┌─ THE DATA

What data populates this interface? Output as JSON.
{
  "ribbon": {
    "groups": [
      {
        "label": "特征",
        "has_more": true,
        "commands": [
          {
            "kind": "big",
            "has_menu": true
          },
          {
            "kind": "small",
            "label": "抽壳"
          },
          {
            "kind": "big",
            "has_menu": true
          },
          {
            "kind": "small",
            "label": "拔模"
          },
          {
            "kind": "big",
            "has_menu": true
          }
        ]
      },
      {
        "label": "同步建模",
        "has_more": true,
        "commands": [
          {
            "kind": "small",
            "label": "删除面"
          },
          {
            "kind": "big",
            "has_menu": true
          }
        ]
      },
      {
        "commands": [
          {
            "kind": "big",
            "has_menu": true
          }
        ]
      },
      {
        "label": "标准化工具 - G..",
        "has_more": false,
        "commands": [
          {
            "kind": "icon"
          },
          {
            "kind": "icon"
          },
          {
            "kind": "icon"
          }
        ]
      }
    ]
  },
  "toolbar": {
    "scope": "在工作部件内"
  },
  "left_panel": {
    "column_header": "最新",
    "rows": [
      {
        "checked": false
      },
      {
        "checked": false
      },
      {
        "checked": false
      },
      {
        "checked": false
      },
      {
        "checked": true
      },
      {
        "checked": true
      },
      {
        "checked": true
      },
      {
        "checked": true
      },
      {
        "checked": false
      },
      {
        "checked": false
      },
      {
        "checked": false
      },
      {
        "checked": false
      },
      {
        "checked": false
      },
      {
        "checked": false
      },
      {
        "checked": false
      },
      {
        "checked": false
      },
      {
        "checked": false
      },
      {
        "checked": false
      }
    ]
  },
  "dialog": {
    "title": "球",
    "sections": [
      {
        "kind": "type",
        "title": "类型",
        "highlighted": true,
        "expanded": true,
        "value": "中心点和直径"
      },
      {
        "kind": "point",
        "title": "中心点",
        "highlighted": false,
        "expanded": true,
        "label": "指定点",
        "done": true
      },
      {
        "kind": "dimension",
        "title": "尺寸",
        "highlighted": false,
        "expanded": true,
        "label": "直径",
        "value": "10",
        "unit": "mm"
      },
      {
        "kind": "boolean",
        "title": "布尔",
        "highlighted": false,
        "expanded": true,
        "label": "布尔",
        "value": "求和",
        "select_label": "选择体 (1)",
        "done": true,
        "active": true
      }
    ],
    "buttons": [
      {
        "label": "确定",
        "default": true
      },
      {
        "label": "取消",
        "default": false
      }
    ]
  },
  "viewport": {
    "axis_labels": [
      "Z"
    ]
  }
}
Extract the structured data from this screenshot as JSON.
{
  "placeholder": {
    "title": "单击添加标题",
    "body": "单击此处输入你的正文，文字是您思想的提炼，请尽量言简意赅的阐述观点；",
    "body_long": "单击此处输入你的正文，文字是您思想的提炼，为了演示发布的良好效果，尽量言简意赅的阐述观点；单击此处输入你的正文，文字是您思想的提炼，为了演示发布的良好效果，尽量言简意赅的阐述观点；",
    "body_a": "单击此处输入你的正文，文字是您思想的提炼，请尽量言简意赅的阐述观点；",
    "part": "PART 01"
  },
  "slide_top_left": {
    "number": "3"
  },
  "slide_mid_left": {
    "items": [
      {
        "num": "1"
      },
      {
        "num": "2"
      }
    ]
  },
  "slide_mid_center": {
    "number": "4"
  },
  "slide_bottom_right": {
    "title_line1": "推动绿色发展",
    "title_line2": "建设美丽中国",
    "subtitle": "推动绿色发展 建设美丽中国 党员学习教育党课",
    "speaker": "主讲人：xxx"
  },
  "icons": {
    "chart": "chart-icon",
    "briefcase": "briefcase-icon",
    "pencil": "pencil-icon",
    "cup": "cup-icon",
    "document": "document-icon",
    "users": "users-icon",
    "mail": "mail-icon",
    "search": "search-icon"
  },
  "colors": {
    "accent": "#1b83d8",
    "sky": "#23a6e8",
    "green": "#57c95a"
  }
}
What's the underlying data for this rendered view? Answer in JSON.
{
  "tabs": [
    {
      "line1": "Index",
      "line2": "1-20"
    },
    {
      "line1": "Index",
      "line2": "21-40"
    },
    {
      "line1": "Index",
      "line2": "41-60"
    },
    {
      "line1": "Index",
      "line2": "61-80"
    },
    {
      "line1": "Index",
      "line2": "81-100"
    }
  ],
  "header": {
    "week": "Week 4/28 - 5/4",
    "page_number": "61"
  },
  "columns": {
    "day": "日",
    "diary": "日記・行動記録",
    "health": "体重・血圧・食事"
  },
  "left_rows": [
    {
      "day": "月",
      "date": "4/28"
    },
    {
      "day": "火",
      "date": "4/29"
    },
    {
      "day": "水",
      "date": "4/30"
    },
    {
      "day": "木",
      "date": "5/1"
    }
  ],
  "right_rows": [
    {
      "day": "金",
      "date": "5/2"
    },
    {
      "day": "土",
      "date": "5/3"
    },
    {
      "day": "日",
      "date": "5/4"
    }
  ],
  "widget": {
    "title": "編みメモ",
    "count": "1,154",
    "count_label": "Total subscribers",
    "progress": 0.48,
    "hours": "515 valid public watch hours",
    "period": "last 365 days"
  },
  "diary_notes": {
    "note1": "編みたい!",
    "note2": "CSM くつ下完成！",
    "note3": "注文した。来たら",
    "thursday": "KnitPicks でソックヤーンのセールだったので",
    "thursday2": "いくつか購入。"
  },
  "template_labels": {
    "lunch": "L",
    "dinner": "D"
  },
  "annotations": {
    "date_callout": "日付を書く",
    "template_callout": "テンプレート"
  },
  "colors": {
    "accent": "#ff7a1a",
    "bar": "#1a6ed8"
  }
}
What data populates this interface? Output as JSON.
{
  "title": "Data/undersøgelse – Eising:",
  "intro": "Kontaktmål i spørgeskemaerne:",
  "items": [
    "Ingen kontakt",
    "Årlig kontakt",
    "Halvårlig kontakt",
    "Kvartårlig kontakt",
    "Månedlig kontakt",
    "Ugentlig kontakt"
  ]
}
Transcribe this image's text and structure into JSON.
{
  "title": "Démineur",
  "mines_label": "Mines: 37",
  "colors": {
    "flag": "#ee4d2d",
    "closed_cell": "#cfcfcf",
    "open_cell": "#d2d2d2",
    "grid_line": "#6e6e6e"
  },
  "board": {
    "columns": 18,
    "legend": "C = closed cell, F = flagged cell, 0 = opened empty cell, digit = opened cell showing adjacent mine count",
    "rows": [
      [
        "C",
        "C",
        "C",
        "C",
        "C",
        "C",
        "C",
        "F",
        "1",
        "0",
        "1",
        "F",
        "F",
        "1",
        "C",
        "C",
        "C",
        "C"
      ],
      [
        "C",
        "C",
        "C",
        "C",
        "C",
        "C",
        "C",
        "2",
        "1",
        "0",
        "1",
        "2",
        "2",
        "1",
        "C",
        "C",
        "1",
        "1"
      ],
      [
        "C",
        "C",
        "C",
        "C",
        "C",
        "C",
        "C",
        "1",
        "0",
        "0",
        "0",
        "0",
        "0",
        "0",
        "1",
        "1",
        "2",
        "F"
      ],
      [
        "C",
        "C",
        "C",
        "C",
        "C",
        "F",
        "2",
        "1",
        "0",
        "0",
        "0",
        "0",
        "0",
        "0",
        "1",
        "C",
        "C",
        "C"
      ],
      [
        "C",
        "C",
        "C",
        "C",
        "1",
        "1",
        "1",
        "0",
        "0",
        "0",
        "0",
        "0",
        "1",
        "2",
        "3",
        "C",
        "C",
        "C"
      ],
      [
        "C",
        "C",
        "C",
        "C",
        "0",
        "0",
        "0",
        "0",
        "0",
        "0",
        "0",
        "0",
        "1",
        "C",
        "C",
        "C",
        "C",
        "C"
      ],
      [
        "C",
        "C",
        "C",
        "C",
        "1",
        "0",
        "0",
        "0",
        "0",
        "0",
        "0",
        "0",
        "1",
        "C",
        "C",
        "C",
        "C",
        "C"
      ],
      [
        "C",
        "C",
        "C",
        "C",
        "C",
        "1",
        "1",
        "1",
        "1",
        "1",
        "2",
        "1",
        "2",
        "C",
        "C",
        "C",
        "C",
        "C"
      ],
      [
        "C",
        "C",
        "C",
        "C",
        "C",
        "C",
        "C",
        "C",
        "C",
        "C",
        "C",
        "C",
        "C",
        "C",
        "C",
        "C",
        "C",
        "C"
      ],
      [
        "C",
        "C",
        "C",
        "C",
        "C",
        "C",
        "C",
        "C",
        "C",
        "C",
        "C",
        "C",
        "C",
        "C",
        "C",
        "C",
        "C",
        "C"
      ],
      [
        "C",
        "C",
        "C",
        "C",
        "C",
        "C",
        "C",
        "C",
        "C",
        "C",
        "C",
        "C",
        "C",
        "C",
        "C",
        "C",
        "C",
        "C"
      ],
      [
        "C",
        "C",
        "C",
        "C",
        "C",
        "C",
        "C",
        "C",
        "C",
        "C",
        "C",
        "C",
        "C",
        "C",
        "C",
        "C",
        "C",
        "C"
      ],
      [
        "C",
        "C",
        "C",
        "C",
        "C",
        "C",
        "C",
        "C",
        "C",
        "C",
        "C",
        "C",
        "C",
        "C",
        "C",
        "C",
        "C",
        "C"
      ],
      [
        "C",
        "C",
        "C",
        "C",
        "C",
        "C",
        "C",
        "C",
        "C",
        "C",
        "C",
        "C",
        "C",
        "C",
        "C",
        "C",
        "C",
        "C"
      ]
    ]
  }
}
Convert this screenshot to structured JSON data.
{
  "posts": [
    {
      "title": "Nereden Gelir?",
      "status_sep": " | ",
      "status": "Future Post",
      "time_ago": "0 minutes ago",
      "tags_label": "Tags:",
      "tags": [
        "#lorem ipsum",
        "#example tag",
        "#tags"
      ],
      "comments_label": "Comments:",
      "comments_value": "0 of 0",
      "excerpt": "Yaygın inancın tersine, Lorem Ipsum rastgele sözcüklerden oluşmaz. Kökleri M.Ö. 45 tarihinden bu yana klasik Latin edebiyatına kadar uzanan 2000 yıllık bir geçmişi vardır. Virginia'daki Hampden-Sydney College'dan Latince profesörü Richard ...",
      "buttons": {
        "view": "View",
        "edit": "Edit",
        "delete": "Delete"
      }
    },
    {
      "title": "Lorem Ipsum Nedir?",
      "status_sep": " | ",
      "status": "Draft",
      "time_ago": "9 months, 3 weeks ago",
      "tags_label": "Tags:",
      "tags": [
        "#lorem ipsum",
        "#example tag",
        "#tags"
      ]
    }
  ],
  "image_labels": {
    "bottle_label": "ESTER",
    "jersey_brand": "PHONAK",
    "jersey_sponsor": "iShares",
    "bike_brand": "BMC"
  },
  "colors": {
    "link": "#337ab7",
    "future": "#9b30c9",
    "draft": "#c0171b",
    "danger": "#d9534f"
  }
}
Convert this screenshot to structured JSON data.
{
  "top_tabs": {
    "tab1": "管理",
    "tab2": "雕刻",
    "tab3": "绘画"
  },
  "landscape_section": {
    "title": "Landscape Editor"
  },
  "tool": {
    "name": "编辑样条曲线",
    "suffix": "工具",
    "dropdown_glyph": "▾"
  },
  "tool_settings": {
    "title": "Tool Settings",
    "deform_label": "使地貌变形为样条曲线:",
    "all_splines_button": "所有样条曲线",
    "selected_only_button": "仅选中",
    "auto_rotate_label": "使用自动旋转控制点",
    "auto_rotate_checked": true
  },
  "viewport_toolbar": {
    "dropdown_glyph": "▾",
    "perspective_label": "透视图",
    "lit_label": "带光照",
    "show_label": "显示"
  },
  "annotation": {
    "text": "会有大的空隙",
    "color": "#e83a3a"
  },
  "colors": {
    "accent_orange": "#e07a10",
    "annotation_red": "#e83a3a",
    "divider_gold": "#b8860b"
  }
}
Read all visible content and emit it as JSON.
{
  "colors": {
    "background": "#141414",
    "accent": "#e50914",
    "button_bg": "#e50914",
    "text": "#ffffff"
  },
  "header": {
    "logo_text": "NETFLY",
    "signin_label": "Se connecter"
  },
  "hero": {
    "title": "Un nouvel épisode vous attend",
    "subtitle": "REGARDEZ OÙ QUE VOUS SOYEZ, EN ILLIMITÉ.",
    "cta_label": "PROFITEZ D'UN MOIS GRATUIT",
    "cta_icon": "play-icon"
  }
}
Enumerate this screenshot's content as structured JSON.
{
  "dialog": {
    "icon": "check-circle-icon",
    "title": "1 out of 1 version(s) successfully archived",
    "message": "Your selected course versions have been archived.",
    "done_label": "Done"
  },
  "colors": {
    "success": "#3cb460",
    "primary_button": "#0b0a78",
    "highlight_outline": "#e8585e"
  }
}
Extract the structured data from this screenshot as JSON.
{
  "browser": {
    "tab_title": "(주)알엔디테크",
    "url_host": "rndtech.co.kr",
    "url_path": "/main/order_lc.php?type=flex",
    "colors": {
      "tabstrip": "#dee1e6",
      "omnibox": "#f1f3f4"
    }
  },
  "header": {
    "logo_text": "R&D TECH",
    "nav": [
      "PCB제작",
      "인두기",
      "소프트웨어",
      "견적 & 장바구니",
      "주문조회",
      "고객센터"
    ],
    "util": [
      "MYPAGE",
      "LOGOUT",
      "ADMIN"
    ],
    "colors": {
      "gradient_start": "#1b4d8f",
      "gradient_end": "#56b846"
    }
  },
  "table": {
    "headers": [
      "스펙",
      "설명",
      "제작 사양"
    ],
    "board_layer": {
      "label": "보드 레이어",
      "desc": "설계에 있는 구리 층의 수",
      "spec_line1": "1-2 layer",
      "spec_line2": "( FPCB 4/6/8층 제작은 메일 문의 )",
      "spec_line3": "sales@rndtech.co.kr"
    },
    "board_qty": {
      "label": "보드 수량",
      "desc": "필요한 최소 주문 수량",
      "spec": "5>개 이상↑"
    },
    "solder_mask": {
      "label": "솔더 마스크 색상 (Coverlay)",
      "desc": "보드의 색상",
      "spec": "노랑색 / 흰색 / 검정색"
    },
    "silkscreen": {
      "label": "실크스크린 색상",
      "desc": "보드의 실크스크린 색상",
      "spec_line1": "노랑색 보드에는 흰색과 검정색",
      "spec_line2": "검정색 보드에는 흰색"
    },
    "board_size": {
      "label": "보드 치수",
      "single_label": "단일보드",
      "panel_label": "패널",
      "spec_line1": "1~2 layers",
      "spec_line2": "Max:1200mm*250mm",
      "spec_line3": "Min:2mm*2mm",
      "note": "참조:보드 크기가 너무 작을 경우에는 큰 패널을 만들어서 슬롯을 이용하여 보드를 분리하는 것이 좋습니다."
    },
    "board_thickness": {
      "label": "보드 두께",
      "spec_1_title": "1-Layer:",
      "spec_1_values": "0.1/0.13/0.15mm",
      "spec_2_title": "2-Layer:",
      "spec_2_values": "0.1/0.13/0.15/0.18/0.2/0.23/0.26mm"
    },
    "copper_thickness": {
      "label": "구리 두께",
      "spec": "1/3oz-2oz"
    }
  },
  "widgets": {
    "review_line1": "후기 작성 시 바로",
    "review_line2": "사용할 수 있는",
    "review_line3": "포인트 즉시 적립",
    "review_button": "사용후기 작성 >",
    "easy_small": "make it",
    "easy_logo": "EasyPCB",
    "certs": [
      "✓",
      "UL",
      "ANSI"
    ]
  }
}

└─

**THE PROBLEM**
Copy every single line of the material above that holds "type".

**TASK SOLUTION**
        "kind": "type",
    "url_path": "/main/order_lc.php?type=flex",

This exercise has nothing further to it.